Entries with figure data:
-- Begin --

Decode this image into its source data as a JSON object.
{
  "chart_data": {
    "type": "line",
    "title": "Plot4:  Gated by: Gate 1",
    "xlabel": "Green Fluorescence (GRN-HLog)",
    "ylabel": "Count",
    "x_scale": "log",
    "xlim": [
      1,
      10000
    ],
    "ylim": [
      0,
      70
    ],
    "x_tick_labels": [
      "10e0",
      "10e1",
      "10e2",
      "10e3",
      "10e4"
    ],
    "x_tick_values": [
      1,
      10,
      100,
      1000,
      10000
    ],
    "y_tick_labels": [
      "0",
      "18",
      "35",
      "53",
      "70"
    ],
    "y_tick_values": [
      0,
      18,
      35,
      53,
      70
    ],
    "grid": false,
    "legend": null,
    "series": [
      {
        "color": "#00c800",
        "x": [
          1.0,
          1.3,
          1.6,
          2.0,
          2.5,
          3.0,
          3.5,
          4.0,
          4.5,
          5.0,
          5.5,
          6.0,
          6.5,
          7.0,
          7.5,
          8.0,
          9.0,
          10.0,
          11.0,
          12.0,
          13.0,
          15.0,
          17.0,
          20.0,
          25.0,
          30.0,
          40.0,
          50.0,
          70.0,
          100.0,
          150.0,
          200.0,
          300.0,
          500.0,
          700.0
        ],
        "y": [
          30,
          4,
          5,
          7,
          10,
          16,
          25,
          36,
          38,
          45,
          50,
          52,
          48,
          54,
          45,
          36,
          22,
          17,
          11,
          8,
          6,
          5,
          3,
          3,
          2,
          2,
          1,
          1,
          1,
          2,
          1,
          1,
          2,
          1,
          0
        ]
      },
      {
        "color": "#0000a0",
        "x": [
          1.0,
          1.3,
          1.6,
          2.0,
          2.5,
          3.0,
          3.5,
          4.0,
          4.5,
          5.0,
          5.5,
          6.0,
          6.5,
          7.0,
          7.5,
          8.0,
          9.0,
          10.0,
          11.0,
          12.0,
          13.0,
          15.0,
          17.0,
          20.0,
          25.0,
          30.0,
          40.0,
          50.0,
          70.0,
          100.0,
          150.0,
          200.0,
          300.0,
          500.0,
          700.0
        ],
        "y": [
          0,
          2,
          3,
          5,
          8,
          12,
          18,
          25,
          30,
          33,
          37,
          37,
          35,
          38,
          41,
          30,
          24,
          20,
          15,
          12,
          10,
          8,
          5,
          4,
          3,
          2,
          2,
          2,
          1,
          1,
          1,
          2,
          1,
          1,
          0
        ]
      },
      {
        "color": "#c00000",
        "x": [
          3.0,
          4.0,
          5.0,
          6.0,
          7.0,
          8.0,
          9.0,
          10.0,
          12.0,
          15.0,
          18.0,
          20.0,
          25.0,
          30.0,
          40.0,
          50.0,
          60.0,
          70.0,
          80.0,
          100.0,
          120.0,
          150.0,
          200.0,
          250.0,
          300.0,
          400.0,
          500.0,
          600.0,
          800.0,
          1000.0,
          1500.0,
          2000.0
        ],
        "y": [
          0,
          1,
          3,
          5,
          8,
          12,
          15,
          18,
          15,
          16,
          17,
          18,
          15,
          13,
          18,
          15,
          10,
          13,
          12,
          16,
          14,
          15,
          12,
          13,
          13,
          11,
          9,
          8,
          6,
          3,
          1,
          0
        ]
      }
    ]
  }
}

-- End --

EXERCISE DIRECTIONS:
Please set down the whole listing above without altering a single line.

EXERCISE ANSWER:
Decode this image into its source data as a JSON object.
{
  "chart_data": {
    "type": "line",
    "title": "Plot4:  Gated by: Gate 1",
    "xlabel": "Green Fluorescence (GRN-HLog)",
    "ylabel": "Count",
    "x_scale": "log",
    "xlim": [
      1,
      10000
    ],
    "ylim": [
      0,
      70
    ],
    "x_tick_labels": [
      "10e0",
      "10e1",
      "10e2",
      "10e3",
      "10e4"
    ],
    "x_tick_values": [
      1,
      10,
      100,
      1000,
      10000
    ],
    "y_tick_labels": [
      "0",
      "18",
      "35",
      "53",
      "70"
    ],
    "y_tick_values": [
      0,
      18,
      35,
      53,
      70
    ],
    "grid": false,
    "legend": null,
    "series": [
      {
        "color": "#00c800",
        "x": [
          1.0,
          1.3,
          1.6,
          2.0,
          2.5,
          3.0,
          3.5,
          4.0,
          4.5,
          5.0,
          5.5,
          6.0,
          6.5,
          7.0,
          7.5,
          8.0,
          9.0,
          10.0,
          11.0,
          12.0,
          13.0,
          15.0,
          17.0,
          20.0,
          25.0,
          30.0,
          40.0,
          50.0,
          70.0,
          100.0,
          150.0,
          200.0,
          300.0,
          500.0,
          700.0
        ],
        "y": [
          30,
          4,
          5,
          7,
          10,
          16,
          25,
          36,
          38,
          45,
          50,
          52,
          48,
          54,
          45,
          36,
          22,
          17,
          11,
          8,
          6,
          5,
          3,
          3,
          2,
          2,
          1,
          1,
          1,
          2,
          1,
          1,
          2,
          1,
          0
        ]
      },
      {
        "color": "#0000a0",
        "x": [
          1.0,
          1.3,
          1.6,
          2.0,
          2.5,
          3.0,
          3.5,
          4.0,
          4.5,
          5.0,
          5.5,
          6.0,
          6.5,
          7.0,
          7.5,
          8.0,
          9.0,
          10.0,
          11.0,
          12.0,
          13.0,
          15.0,
          17.0,
          20.0,
          25.0,
          30.0,
          40.0,
          50.0,
          70.0,
          100.0,
          150.0,
          200.0,
          300.0,
          500.0,
          700.0
        ],
        "y": [
          0,
          2,
          3,
          5,
          8,
          12,
          18,
          25,
          30,
          33,
          37,
          37,
          35,
          38,
          41,
          30,
          24,
          20,
          15,
          12,
          10,
          8,
          5,
          4,
          3,
          2,
          2,
          2,
          1,
          1,
          1,
          2,
          1,
          1,
          0
        ]
      },
      {
        "color": "#c00000",
        "x": [
          3.0,
          4.0,
          5.0,
          6.0,
          7.0,
          8.0,
          9.0,
          10.0,
          12.0,
          15.0,
          18.0,
          20.0,
          25.0,
          30.0,
          40.0,
          50.0,
          60.0,
          70.0,
          80.0,
          100.0,
          120.0,
          150.0,
          200.0,
          250.0,
          300.0,
          400.0,
          500.0,
          600.0,
          800.0,
          1000.0,
          1500.0,
          2000.0
        ],
        "y": [
          0,
          1,
          3,
          5,
          8,
          12,
          15,
          18,
          15,
          16,
          17,
          18,
          15,
          13,
          18,
          15,
          10,
          13,
          12,
          16,
          14,
          15,
          12,
          13,
          13,
          11,
          9,
          8,
          6,
          3,
          1,
          0
        ]
      }
    ]
  }
}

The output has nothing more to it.